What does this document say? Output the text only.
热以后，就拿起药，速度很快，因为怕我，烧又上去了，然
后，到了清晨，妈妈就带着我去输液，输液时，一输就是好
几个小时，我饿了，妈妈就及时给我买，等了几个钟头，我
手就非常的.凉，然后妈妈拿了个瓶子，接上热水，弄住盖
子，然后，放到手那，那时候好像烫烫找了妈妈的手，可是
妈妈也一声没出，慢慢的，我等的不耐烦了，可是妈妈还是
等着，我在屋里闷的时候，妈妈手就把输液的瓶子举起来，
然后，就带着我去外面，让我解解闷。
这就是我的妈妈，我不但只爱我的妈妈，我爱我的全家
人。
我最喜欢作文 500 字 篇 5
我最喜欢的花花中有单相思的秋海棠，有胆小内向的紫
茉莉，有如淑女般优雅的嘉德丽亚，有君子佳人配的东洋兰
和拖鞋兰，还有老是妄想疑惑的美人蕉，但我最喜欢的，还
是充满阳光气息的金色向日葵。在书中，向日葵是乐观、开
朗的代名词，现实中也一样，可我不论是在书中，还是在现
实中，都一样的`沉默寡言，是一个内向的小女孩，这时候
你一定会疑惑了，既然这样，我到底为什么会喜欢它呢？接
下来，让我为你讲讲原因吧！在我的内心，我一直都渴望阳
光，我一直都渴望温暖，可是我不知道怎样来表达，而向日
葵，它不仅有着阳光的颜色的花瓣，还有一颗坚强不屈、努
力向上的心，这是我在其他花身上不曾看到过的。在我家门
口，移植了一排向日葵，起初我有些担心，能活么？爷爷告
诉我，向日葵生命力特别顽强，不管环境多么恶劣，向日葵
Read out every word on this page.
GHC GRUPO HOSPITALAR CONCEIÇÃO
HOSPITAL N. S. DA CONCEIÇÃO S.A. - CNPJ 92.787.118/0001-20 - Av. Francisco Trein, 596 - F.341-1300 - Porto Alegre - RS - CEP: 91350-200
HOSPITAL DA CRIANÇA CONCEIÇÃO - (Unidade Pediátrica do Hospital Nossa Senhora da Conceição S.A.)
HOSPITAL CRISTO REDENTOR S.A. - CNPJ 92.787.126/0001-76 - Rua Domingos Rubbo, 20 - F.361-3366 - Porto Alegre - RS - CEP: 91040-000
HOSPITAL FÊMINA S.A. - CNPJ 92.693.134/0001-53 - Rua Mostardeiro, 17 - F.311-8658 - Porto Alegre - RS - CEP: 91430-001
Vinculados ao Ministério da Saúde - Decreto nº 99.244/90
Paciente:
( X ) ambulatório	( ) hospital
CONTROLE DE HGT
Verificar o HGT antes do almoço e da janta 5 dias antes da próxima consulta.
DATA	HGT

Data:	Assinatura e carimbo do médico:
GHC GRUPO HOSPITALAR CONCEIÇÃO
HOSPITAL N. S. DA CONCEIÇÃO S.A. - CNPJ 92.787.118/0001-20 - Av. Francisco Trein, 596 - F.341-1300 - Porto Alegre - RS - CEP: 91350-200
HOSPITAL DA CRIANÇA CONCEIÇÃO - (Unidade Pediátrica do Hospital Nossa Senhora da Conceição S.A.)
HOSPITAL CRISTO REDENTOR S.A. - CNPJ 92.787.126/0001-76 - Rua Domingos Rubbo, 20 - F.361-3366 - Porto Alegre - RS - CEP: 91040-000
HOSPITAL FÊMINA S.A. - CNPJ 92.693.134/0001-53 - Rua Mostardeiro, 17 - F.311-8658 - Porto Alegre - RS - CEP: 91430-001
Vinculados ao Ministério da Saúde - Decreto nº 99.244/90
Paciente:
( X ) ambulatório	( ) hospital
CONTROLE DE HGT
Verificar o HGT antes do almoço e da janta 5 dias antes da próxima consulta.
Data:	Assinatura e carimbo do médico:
● ● ● ● ● ● ●
What to produce>
Quote all the records exactly, please, leaving none out.

Completed task>
What does this document say? Output the text only.
热以后，就拿起药，速度很快，因为怕我，烧又上去了，然
后，到了清晨，妈妈就带着我去输液，输液时，一输就是好
几个小时，我饿了，妈妈就及时给我买，等了几个钟头，我
手就非常的.凉，然后妈妈拿了个瓶子，接上热水，弄住盖
子，然后，放到手那，那时候好像烫烫找了妈妈的手，可是
妈妈也一声没出，慢慢的，我等的不耐烦了，可是妈妈还是
等着，我在屋里闷的时候，妈妈手就把输液的瓶子举起来，
然后，就带着我去外面，让我解解闷。
这就是我的妈妈，我不但只爱我的妈妈，我爱我的全家
人。
我最喜欢作文 500 字 篇 5
我最喜欢的花花中有单相思的秋海棠，有胆小内向的紫
茉莉，有如淑女般优雅的嘉德丽亚，有君子佳人配的东洋兰
和拖鞋兰，还有老是妄想疑惑的美人蕉，但我最喜欢的，还
是充满阳光气息的金色向日葵。在书中，向日葵是乐观、开
朗的代名词，现实中也一样，可我不论是在书中，还是在现
实中，都一样的`沉默寡言，是一个内向的小女孩，这时候
你一定会疑惑了，既然这样，我到底为什么会喜欢它呢？接
下来，让我为你讲讲原因吧！在我的内心，我一直都渴望阳
光，我一直都渴望温暖，可是我不知道怎样来表达，而向日
葵，它不仅有着阳光的颜色的花瓣，还有一颗坚强不屈、努
力向上的心，这是我在其他花身上不曾看到过的。在我家门
口，移植了一排向日葵，起初我有些担心，能活么？爷爷告
诉我，向日葵生命力特别顽强，不管环境多么恶劣，向日葵
Read out every word on this page.
GHC GRUPO HOSPITALAR CONCEIÇÃO
HOSPITAL N. S. DA CONCEIÇÃO S.A. - CNPJ 92.787.118/0001-20 - Av. Francisco Trein, 596 - F.341-1300 - Porto Alegre - RS - CEP: 91350-200
HOSPITAL DA CRIANÇA CONCEIÇÃO - (Unidade Pediátrica do Hospital Nossa Senhora da Conceição S.A.)
HOSPITAL CRISTO REDENTOR S.A. - CNPJ 92.787.126/0001-76 - Rua Domingos Rubbo, 20 - F.361-3366 - Porto Alegre - RS - CEP: 91040-000
HOSPITAL FÊMINA S.A. - CNPJ 92.693.134/0001-53 - Rua Mostardeiro, 17 - F.311-8658 - Porto Alegre - RS - CEP: 91430-001
Vinculados ao Ministério da Saúde - Decreto nº 99.244/90
Paciente:
( X ) ambulatório	( ) hospital
CONTROLE DE HGT
Verificar o HGT antes do almoço e da janta 5 dias antes da próxima consulta.
DATA	HGT

Data:	Assinatura e carimbo do médico:
GHC GRUPO HOSPITALAR CONCEIÇÃO
HOSPITAL N. S. DA CONCEIÇÃO S.A. - CNPJ 92.787.118/0001-20 - Av. Francisco Trein, 596 - F.341-1300 - Porto Alegre - RS - CEP: 91350-200
HOSPITAL DA CRIANÇA CONCEIÇÃO - (Unidade Pediátrica do Hospital Nossa Senhora da Conceição S.A.)
HOSPITAL CRISTO REDENTOR S.A. - CNPJ 92.787.126/0001-76 - Rua Domingos Rubbo, 20 - F.361-3366 - Porto Alegre - RS - CEP: 91040-000
HOSPITAL FÊMINA S.A. - CNPJ 92.693.134/0001-53 - Rua Mostardeiro, 17 - F.311-8658 - Porto Alegre - RS - CEP: 91430-001
Vinculados ao Ministério da Saúde - Decreto nº 99.244/90
Paciente:
( X ) ambulatório	( ) hospital
CONTROLE DE HGT
Verificar o HGT antes do almoço e da janta 5 dias antes da próxima consulta.
Data:	Assinatura e carimbo do médico:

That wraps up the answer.